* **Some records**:
· · ·

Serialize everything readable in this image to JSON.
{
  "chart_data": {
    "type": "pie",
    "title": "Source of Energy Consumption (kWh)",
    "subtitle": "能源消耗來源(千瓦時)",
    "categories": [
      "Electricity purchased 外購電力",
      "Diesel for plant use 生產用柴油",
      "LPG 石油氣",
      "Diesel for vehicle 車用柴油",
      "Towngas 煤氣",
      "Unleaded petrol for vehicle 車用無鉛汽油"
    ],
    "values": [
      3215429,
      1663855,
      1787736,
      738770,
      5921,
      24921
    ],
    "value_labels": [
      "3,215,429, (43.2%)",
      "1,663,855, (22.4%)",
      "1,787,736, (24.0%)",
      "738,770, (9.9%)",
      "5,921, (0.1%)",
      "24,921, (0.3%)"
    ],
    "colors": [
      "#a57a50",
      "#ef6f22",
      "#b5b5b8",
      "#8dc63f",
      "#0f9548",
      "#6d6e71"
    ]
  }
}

· · ·

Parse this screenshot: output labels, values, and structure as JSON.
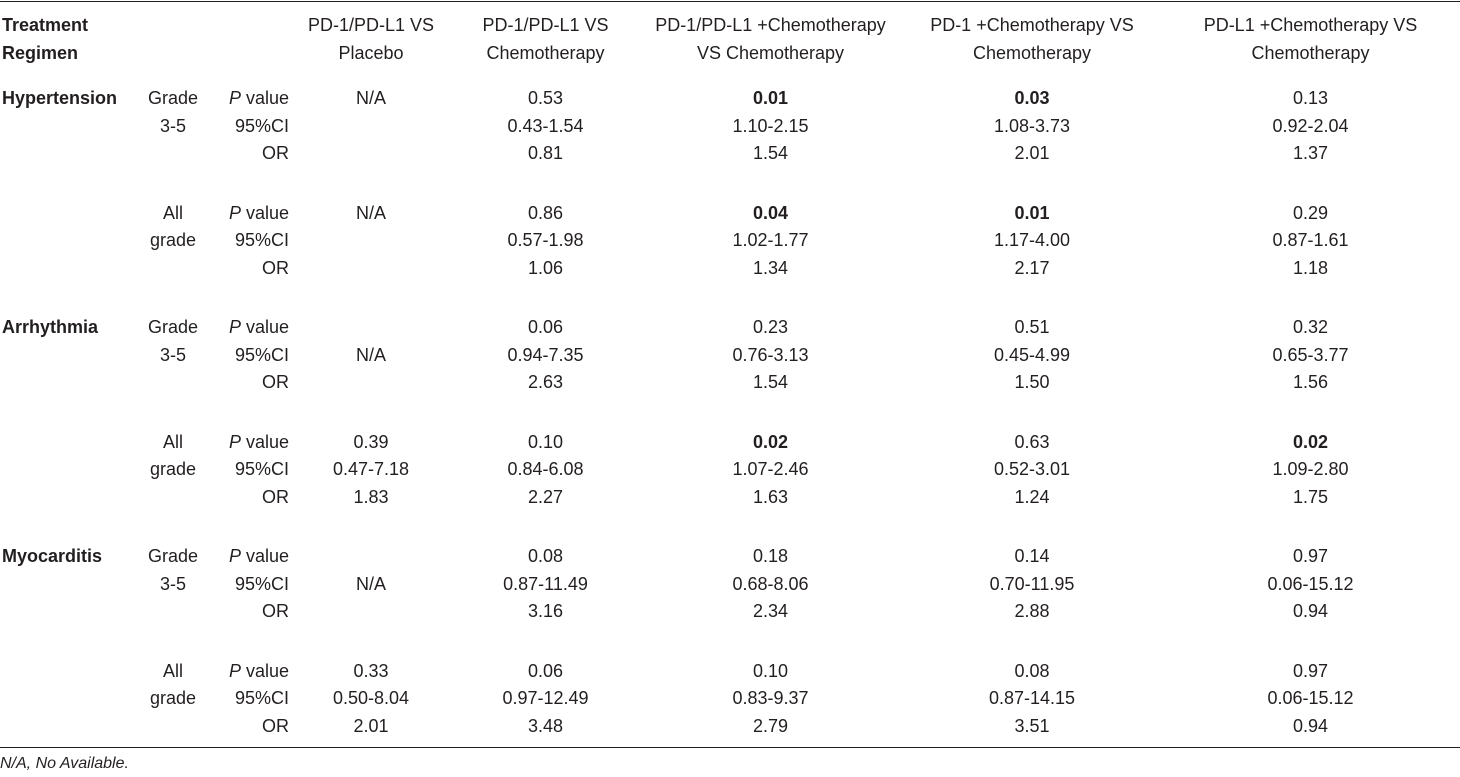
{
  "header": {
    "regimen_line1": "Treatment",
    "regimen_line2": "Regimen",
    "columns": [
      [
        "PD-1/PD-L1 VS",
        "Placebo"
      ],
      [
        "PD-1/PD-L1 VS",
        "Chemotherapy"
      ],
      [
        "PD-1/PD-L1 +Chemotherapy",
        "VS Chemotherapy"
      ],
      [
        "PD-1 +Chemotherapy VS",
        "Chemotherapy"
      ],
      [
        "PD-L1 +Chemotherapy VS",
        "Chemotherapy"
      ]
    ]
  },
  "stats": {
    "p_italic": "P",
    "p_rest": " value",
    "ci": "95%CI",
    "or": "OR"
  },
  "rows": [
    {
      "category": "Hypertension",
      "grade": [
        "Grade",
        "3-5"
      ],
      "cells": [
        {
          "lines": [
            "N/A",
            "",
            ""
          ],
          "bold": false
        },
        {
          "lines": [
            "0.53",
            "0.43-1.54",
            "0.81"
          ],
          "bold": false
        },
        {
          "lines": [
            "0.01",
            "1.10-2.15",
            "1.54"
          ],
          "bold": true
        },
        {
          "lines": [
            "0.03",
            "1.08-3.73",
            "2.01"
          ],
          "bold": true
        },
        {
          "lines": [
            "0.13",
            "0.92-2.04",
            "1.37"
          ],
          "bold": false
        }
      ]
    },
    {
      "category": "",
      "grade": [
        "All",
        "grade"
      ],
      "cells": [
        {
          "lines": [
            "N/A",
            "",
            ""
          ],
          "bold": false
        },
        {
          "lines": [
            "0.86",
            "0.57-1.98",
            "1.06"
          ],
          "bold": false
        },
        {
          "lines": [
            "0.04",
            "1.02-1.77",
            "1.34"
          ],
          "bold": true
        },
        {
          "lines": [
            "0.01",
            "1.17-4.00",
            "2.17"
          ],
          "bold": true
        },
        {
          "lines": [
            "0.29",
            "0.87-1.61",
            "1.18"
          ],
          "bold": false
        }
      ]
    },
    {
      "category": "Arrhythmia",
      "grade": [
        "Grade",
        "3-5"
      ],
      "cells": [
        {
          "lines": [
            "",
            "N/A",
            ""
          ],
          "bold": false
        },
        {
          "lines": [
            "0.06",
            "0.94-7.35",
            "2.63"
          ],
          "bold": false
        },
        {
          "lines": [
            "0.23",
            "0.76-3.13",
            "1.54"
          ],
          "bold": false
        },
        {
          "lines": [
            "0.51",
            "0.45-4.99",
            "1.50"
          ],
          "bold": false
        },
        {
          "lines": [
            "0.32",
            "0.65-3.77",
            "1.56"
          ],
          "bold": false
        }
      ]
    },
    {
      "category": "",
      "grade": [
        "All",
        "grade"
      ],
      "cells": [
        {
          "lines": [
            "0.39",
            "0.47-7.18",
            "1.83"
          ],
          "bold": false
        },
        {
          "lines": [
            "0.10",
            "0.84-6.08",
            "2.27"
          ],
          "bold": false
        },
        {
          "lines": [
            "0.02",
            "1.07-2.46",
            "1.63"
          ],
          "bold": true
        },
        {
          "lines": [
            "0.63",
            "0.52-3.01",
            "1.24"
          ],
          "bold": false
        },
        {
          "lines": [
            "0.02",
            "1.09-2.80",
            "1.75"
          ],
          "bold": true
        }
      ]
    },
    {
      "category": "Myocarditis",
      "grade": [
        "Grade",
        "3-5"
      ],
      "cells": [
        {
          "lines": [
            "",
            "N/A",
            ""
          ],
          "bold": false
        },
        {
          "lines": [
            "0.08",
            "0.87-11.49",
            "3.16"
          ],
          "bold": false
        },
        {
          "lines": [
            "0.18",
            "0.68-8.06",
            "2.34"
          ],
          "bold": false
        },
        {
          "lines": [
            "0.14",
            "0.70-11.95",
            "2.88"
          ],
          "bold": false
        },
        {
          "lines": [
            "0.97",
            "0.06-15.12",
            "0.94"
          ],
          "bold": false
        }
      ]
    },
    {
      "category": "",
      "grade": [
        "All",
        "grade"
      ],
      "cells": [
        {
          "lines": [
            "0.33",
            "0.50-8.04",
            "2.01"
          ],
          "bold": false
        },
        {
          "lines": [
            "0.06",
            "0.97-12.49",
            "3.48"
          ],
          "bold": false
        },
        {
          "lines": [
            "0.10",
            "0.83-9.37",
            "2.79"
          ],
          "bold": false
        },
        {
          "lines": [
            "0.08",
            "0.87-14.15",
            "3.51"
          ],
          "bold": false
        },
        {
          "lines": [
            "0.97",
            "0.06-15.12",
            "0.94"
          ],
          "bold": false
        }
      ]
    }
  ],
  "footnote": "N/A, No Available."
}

· · ·

* **What to work on**:
Copy out every line of the data that includes "vehicle".

* **Task answer**:
      "Diesel for vehicle 車用柴油",
      "Unleaded petrol for vehicle 車用無鉛汽油"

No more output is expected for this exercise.